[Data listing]
********************
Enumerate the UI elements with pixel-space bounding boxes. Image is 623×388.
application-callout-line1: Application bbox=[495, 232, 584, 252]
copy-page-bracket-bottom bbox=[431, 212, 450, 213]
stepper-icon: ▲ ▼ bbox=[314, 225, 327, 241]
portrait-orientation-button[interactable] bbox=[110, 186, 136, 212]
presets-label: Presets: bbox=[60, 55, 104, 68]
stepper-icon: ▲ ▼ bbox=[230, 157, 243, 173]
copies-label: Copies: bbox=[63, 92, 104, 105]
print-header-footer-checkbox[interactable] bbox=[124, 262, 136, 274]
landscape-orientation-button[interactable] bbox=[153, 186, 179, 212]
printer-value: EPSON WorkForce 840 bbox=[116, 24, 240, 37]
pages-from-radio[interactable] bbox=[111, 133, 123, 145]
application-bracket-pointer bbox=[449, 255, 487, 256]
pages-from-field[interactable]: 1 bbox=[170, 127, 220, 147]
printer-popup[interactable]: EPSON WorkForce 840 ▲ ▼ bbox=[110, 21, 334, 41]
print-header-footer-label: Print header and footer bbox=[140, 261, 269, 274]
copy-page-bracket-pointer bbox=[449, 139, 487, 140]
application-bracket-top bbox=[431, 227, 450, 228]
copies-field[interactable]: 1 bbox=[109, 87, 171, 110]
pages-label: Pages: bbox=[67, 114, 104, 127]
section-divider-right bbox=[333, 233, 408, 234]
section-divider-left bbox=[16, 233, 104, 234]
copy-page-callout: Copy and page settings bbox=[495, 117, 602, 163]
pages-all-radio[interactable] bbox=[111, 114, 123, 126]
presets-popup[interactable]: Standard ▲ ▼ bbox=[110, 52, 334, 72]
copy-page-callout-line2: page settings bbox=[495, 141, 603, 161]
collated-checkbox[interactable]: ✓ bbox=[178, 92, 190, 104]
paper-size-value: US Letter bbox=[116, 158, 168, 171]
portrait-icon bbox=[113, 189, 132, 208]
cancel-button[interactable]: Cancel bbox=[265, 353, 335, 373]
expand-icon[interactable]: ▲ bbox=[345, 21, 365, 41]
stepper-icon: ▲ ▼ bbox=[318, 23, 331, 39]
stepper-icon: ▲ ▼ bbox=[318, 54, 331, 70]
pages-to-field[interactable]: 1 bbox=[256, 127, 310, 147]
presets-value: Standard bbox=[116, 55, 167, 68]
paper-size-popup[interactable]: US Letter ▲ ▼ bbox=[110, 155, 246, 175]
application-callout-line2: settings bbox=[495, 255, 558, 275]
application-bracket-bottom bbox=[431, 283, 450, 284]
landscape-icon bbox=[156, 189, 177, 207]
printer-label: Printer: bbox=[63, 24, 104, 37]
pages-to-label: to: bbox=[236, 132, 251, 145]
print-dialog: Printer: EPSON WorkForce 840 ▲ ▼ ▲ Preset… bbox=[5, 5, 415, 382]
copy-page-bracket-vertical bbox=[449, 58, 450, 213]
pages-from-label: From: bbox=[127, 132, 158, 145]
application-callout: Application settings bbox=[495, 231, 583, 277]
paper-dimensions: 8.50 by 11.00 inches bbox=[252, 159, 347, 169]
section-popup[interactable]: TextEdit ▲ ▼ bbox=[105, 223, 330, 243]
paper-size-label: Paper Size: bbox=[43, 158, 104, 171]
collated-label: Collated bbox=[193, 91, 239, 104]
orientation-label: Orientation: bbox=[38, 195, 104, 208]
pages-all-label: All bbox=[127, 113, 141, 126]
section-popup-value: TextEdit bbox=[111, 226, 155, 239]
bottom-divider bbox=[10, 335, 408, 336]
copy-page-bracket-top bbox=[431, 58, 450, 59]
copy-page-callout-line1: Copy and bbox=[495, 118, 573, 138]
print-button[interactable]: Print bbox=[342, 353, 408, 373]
********************
Output every row of the data listing above verbatim, in its original order.

--- RESPONSE TO THE EXERCISE ---
Enumerate the UI elements with pixel-space bounding boxes. Image is 623×388.
application-callout-line1: Application bbox=[495, 232, 584, 252]
copy-page-bracket-bottom bbox=[431, 212, 450, 213]
stepper-icon: ▲ ▼ bbox=[314, 225, 327, 241]
portrait-orientation-button[interactable] bbox=[110, 186, 136, 212]
presets-label: Presets: bbox=[60, 55, 104, 68]
stepper-icon: ▲ ▼ bbox=[230, 157, 243, 173]
copies-label: Copies: bbox=[63, 92, 104, 105]
print-header-footer-checkbox[interactable] bbox=[124, 262, 136, 274]
landscape-orientation-button[interactable] bbox=[153, 186, 179, 212]
printer-value: EPSON WorkForce 840 bbox=[116, 24, 240, 37]
pages-from-radio[interactable] bbox=[111, 133, 123, 145]
application-bracket-pointer bbox=[449, 255, 487, 256]
pages-from-field[interactable]: 1 bbox=[170, 127, 220, 147]
printer-popup[interactable]: EPSON WorkForce 840 ▲ ▼ bbox=[110, 21, 334, 41]
print-header-footer-label: Print header and footer bbox=[140, 261, 269, 274]
copy-page-bracket-pointer bbox=[449, 139, 487, 140]
application-bracket-top bbox=[431, 227, 450, 228]
copies-field[interactable]: 1 bbox=[109, 87, 171, 110]
pages-label: Pages: bbox=[67, 114, 104, 127]
section-divider-right bbox=[333, 233, 408, 234]
section-divider-left bbox=[16, 233, 104, 234]
copy-page-callout: Copy and page settings bbox=[495, 117, 602, 163]
pages-all-radio[interactable] bbox=[111, 114, 123, 126]
presets-popup[interactable]: Standard ▲ ▼ bbox=[110, 52, 334, 72]
copy-page-callout-line2: page settings bbox=[495, 141, 603, 161]
collated-checkbox[interactable]: ✓ bbox=[178, 92, 190, 104]
paper-size-value: US Letter bbox=[116, 158, 168, 171]
portrait-icon bbox=[113, 189, 132, 208]
cancel-button[interactable]: Cancel bbox=[265, 353, 335, 373]
expand-icon[interactable]: ▲ bbox=[345, 21, 365, 41]
stepper-icon: ▲ ▼ bbox=[318, 23, 331, 39]
stepper-icon: ▲ ▼ bbox=[318, 54, 331, 70]
pages-to-field[interactable]: 1 bbox=[256, 127, 310, 147]
presets-value: Standard bbox=[116, 55, 167, 68]
paper-size-popup[interactable]: US Letter ▲ ▼ bbox=[110, 155, 246, 175]
application-callout-line2: settings bbox=[495, 255, 558, 275]
application-bracket-bottom bbox=[431, 283, 450, 284]
landscape-icon bbox=[156, 189, 177, 207]
printer-label: Printer: bbox=[63, 24, 104, 37]
pages-to-label: to: bbox=[236, 132, 251, 145]
print-dialog: Printer: EPSON WorkForce 840 ▲ ▼ ▲ Preset… bbox=[5, 5, 415, 382]
copy-page-bracket-vertical bbox=[449, 58, 450, 213]
pages-from-label: From: bbox=[127, 132, 158, 145]
application-callout: Application settings bbox=[495, 231, 583, 277]
paper-dimensions: 8.50 by 11.00 inches bbox=[252, 159, 347, 169]
section-popup[interactable]: TextEdit ▲ ▼ bbox=[105, 223, 330, 243]
paper-size-label: Paper Size: bbox=[43, 158, 104, 171]
collated-label: Collated bbox=[193, 91, 239, 104]
orientation-label: Orientation: bbox=[38, 195, 104, 208]
pages-all-label: All bbox=[127, 113, 141, 126]
section-popup-value: TextEdit bbox=[111, 226, 155, 239]
bottom-divider bbox=[10, 335, 408, 336]
copy-page-bracket-top bbox=[431, 58, 450, 59]
copy-page-callout-line1: Copy and bbox=[495, 118, 573, 138]
print-button[interactable]: Print bbox=[342, 353, 408, 373]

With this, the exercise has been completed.